- **WHAT YOU NEED TO DO**
Among the lines of these entries, how many hold the word "values"? State only the number.

- **LISTED ENTRIES**
## start

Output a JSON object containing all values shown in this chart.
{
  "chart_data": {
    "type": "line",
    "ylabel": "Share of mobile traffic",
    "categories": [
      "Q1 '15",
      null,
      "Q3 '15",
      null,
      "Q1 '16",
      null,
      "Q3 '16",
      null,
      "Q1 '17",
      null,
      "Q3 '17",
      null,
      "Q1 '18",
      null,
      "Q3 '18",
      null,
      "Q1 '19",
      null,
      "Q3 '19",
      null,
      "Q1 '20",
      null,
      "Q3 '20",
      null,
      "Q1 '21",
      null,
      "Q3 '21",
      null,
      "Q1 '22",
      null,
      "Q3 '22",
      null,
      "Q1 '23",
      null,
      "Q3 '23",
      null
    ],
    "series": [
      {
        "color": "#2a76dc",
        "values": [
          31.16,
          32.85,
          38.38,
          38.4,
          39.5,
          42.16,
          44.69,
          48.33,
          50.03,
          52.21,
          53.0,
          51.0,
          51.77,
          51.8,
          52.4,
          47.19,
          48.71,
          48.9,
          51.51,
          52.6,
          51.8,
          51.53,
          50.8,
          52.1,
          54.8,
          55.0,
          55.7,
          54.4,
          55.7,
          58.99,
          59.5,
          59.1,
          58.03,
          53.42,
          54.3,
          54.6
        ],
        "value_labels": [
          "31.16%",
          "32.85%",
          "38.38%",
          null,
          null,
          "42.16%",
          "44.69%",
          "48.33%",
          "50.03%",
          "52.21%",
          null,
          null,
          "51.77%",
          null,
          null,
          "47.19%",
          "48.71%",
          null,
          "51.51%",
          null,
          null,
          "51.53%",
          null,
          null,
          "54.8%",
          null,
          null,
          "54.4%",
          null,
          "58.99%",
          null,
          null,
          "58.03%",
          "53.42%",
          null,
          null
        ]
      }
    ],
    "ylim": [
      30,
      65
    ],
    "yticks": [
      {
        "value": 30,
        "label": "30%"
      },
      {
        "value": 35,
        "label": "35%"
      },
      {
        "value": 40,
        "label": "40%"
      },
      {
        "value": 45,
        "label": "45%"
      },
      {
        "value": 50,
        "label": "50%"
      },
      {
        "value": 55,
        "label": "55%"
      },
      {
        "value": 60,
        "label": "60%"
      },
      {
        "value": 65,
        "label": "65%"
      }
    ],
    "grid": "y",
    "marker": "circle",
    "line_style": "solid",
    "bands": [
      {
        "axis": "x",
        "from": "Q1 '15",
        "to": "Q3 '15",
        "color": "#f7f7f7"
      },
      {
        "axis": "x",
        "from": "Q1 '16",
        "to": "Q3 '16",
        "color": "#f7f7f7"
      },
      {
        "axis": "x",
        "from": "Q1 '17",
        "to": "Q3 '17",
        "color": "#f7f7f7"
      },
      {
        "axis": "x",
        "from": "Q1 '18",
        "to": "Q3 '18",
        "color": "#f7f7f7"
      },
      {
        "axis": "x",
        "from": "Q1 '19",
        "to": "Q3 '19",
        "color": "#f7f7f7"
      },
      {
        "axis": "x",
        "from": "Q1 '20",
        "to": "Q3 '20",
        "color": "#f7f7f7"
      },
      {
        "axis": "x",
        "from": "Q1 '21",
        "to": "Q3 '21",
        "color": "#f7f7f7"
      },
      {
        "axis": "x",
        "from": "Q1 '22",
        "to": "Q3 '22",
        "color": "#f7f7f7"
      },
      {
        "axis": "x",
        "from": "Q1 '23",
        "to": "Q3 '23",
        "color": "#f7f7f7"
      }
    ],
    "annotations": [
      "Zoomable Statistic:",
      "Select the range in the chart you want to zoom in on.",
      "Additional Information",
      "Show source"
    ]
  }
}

## end

- **SOLUTION**
2